━━━ Dataset records ━━━
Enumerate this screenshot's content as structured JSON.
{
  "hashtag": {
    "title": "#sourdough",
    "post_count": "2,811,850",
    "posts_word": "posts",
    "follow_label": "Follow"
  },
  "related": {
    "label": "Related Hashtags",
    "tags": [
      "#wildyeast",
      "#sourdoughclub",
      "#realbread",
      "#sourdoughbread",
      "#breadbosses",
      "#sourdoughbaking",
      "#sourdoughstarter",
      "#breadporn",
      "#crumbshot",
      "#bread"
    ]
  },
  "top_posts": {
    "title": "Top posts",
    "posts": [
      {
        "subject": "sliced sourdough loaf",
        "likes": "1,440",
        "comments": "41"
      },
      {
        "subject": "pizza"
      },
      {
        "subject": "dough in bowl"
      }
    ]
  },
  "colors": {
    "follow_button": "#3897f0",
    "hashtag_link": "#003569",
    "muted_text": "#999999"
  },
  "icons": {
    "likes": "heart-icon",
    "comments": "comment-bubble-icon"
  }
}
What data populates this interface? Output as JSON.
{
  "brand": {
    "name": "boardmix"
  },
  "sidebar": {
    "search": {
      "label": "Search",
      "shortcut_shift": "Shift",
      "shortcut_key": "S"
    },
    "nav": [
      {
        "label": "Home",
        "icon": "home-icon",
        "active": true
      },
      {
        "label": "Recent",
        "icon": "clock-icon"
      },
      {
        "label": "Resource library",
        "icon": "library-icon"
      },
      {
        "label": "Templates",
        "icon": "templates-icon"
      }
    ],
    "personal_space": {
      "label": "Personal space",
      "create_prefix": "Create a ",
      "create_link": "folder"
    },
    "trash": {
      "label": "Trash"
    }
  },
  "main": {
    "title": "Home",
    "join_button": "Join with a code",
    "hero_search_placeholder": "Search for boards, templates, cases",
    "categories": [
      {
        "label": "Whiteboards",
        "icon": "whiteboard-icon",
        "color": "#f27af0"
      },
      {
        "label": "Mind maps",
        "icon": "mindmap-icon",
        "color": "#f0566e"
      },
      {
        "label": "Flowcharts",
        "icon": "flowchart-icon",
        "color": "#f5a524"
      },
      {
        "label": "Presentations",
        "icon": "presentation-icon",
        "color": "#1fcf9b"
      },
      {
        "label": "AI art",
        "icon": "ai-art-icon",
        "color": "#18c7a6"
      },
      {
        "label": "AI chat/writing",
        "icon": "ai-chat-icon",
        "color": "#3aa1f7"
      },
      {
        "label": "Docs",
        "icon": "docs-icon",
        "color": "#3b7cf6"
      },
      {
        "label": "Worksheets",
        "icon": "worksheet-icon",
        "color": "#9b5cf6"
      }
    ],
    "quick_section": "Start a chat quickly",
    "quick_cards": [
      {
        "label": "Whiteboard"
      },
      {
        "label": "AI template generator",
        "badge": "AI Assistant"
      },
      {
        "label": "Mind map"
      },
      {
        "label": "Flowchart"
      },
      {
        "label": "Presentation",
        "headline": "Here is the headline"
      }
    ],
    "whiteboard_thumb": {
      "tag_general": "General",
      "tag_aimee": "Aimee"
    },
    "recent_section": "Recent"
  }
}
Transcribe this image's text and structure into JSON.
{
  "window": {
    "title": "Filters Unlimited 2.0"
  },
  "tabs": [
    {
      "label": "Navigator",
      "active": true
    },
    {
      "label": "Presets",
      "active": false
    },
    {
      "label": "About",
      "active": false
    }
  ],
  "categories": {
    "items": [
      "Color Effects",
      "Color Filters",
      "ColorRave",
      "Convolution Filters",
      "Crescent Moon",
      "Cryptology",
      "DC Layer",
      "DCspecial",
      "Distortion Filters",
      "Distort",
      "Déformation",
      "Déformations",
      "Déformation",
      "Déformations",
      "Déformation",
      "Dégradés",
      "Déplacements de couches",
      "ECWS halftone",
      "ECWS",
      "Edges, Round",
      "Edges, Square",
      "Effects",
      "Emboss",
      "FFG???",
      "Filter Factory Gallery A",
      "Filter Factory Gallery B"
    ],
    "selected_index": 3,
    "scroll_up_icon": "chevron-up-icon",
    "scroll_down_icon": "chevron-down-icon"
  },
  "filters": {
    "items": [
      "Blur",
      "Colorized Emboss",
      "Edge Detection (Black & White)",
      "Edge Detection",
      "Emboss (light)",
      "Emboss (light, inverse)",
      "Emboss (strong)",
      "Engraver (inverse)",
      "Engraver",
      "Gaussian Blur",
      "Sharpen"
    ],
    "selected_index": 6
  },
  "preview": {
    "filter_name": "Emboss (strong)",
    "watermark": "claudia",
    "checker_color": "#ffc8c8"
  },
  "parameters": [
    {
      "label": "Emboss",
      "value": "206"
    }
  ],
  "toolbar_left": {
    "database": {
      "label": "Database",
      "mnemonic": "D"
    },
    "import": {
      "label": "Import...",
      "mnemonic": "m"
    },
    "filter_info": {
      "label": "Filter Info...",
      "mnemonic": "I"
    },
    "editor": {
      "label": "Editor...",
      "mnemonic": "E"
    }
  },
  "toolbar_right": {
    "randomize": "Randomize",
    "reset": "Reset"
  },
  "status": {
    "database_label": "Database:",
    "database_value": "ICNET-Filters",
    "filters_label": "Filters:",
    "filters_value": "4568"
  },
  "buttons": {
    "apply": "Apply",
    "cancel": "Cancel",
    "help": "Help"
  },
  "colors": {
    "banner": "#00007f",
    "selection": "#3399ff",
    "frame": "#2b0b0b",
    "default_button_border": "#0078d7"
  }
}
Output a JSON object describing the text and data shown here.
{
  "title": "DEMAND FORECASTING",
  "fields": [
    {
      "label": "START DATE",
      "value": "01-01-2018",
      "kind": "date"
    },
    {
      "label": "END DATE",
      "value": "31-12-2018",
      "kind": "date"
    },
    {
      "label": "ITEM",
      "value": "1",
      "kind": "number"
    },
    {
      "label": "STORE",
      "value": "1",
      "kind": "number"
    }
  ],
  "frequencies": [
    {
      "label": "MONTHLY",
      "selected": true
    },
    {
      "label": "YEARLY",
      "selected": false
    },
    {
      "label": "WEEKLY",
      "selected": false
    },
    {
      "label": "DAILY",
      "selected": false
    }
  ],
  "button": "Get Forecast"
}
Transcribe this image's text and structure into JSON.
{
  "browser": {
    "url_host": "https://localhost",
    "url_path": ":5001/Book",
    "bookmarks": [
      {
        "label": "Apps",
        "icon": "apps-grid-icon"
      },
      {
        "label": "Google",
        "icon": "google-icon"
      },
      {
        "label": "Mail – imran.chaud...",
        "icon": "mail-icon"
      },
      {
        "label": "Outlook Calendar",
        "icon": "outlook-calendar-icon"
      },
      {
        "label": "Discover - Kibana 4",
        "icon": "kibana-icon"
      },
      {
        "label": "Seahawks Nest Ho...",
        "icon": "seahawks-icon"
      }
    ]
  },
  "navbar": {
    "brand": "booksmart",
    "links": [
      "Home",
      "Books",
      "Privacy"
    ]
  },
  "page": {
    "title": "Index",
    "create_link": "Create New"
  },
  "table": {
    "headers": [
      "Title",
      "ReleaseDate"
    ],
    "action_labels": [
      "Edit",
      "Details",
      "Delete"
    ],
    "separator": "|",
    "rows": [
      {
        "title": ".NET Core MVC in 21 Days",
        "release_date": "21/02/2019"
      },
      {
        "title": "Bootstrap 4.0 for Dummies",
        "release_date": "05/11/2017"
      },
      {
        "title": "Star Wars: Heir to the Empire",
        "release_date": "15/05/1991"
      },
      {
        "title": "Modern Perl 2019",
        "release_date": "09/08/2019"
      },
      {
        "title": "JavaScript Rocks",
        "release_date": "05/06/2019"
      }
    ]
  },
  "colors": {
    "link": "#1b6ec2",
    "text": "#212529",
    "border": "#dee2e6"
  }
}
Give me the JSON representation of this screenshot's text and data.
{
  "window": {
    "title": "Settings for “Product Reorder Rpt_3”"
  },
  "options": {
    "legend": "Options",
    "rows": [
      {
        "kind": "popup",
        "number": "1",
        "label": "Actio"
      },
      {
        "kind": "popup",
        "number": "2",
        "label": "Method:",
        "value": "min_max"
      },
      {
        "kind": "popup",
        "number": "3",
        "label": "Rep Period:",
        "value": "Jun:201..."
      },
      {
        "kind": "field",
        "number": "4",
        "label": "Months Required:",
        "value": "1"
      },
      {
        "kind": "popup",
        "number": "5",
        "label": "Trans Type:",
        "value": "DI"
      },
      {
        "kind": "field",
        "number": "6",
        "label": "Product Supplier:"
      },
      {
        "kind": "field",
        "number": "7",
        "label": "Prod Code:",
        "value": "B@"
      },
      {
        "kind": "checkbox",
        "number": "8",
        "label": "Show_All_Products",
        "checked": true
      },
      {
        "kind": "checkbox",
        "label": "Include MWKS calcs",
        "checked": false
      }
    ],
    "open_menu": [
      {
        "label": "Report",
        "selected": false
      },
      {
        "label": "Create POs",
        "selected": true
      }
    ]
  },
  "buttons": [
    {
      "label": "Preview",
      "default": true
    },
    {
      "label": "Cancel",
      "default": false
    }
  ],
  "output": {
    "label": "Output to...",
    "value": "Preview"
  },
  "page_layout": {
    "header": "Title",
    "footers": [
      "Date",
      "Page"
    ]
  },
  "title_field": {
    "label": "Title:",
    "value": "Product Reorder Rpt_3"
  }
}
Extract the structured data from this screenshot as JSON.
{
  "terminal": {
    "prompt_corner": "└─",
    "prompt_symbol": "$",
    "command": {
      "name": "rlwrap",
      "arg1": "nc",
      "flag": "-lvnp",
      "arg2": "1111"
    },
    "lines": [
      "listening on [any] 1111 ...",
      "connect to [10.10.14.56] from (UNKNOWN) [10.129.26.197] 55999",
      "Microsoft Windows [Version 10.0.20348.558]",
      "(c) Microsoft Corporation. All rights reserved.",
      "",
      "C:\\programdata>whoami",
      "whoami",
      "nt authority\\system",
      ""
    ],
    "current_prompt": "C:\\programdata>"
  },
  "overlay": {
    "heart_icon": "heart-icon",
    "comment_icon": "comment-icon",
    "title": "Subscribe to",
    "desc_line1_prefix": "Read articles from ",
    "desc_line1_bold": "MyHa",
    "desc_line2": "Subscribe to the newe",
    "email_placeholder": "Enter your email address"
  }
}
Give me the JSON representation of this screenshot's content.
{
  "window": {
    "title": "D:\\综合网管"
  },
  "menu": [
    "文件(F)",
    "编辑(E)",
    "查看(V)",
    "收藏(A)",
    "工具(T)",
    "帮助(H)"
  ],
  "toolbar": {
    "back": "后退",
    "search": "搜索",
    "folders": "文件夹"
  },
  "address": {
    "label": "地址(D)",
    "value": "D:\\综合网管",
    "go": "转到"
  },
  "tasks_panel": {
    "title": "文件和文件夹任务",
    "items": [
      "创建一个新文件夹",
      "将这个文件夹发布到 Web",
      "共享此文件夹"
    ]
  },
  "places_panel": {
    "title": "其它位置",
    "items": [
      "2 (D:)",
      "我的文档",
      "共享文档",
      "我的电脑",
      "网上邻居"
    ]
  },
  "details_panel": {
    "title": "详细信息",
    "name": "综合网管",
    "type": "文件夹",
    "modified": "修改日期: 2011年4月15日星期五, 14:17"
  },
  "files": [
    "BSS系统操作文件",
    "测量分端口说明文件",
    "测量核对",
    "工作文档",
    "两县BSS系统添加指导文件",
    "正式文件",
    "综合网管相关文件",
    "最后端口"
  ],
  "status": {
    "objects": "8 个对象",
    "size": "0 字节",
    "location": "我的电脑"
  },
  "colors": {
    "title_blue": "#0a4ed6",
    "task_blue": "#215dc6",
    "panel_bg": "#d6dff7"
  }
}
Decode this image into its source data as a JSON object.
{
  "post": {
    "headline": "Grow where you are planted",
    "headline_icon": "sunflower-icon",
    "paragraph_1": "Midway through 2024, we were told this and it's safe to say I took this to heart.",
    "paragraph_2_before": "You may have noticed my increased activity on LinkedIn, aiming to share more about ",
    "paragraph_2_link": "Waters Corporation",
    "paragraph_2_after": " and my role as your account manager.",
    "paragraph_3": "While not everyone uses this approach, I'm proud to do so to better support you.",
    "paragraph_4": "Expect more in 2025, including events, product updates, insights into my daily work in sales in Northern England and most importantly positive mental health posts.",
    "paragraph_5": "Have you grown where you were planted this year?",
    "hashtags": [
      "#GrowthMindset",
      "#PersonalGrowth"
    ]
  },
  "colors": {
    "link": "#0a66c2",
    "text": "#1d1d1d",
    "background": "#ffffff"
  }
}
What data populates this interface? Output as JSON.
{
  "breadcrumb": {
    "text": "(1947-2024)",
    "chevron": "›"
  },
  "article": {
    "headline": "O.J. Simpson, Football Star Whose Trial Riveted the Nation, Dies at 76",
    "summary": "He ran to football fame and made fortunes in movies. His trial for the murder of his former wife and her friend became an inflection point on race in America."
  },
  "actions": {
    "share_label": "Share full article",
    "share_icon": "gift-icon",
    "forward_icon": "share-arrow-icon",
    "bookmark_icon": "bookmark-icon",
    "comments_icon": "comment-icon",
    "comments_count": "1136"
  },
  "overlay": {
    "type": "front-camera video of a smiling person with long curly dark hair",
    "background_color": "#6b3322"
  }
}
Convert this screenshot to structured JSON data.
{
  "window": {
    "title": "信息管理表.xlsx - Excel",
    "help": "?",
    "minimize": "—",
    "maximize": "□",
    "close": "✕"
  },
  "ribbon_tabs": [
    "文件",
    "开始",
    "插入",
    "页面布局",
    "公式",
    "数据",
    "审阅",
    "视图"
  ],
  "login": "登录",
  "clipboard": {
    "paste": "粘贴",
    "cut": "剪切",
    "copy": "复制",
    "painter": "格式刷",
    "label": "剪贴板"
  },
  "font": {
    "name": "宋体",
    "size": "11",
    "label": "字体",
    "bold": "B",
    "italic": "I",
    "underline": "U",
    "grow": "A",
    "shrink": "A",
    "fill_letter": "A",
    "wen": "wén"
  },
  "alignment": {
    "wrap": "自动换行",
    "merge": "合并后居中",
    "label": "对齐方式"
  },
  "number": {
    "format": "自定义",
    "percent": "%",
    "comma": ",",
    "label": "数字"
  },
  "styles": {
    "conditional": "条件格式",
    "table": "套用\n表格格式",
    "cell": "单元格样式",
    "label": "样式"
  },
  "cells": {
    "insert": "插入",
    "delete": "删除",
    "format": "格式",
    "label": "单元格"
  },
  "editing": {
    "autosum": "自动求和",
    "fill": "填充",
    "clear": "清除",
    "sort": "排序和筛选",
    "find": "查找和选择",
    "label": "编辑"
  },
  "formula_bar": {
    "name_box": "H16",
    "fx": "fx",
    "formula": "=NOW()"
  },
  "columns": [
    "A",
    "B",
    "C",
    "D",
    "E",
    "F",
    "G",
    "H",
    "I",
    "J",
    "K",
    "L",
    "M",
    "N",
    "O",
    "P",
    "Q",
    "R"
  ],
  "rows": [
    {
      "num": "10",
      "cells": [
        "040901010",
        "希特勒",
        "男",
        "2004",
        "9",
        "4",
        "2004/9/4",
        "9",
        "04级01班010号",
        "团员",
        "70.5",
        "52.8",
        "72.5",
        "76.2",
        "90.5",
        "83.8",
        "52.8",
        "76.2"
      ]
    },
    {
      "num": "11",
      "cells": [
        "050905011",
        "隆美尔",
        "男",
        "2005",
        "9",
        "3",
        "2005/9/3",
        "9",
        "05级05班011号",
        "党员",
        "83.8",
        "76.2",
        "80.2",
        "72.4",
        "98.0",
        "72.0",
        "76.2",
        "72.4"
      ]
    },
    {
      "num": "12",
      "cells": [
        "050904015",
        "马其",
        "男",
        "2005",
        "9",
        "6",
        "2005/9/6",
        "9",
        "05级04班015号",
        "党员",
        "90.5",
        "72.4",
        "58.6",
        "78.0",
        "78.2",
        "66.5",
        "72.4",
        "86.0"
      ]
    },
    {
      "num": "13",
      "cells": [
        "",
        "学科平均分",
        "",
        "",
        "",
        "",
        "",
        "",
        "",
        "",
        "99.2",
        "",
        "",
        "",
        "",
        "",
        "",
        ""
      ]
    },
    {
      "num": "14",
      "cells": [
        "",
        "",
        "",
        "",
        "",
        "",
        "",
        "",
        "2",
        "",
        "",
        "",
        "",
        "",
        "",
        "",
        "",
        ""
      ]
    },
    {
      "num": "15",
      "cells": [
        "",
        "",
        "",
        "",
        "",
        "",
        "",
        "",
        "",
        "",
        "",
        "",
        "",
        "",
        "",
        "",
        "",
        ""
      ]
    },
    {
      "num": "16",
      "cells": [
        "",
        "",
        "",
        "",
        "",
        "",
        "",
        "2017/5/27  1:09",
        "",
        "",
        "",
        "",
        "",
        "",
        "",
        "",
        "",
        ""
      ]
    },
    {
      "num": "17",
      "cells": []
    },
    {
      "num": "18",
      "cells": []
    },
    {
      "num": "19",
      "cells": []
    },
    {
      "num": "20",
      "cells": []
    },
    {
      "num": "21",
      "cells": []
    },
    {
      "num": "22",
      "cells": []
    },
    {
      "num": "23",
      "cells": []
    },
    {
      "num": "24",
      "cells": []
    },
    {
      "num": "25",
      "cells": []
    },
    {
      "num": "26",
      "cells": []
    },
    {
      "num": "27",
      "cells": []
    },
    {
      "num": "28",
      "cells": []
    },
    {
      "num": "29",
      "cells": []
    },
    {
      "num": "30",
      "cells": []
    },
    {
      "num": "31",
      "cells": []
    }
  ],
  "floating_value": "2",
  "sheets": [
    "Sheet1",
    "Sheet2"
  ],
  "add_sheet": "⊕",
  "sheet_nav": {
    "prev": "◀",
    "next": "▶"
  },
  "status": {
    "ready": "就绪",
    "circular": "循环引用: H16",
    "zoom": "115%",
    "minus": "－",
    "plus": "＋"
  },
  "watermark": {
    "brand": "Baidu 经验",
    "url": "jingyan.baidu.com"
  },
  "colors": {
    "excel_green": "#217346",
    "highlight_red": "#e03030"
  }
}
━━━
**Instructions for the task**. Of all the lines in the entries, how many contain the word "with"? Give only the number.

**Problem solution**. 2